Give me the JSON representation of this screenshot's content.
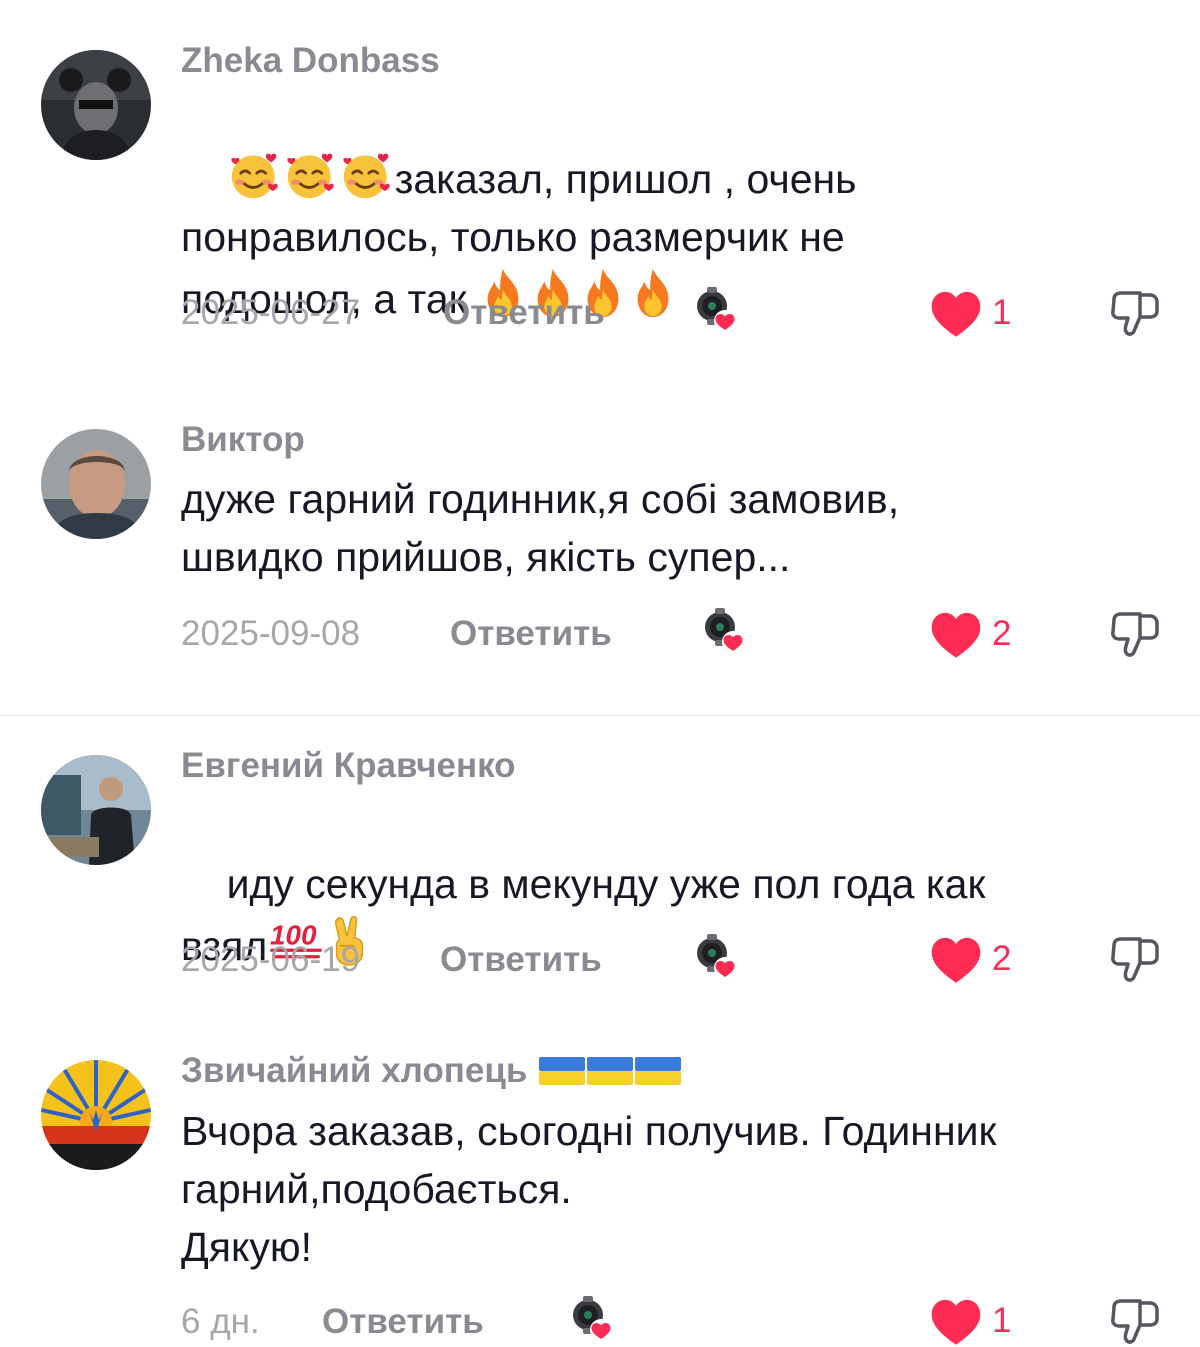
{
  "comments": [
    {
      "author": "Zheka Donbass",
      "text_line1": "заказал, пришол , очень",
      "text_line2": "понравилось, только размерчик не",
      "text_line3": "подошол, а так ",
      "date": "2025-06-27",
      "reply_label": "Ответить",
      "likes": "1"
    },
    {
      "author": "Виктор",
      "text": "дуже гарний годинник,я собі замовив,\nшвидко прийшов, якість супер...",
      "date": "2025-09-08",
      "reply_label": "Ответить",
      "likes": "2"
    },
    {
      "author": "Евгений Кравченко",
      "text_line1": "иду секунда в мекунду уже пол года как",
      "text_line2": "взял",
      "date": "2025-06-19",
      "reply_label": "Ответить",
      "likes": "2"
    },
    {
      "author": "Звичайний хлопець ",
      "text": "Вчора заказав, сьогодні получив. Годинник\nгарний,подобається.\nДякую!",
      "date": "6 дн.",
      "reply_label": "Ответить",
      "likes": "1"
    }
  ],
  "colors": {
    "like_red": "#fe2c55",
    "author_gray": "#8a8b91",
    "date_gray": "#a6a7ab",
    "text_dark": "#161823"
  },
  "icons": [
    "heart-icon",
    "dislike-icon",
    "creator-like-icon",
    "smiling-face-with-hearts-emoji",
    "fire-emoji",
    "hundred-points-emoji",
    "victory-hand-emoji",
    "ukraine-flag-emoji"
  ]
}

--

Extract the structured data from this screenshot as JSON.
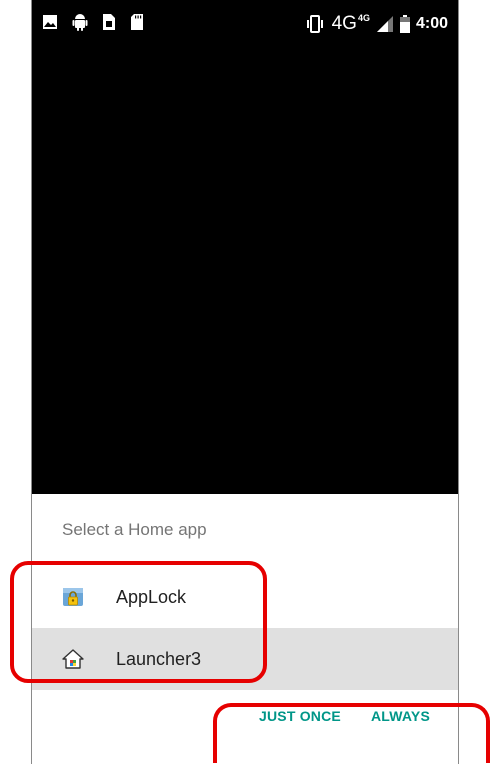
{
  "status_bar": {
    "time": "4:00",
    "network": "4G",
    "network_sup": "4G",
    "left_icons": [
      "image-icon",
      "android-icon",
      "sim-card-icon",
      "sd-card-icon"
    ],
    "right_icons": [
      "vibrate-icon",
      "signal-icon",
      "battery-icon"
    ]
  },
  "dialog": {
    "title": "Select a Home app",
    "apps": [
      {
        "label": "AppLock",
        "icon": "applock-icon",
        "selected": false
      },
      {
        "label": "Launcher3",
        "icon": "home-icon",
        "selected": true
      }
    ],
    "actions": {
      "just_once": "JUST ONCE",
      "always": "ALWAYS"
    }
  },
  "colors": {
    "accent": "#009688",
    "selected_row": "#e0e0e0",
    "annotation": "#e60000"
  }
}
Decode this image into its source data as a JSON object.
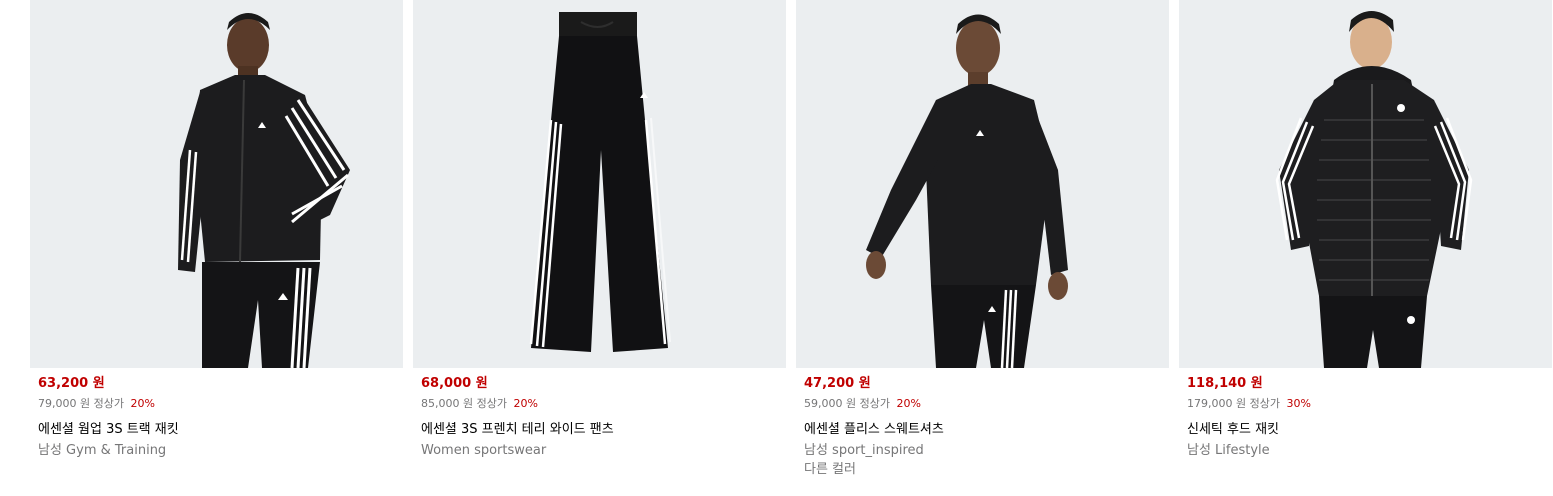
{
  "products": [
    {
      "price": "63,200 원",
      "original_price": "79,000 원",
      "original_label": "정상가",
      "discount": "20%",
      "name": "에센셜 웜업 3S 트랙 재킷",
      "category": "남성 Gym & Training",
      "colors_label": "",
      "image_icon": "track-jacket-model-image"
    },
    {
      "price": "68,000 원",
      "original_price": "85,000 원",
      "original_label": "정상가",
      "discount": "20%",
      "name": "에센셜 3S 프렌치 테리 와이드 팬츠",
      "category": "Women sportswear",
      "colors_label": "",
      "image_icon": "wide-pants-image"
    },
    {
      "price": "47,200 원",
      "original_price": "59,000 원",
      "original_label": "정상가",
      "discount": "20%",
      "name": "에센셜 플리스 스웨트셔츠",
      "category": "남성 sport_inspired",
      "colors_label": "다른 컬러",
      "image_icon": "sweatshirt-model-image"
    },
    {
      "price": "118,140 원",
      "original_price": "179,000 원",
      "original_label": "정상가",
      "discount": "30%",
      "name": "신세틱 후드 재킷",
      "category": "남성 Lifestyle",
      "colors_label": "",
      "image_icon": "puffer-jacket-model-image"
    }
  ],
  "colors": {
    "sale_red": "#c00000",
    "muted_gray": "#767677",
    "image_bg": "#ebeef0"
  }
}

> _Stated exercise_: From the listing above, collect every line that mentions the word "category".

> _Problem solution_:
      "category": "남성 Gym & Training",
      "category": "Women sportswear",
      "category": "남성 sport_inspired",
      "category": "남성 Lifestyle",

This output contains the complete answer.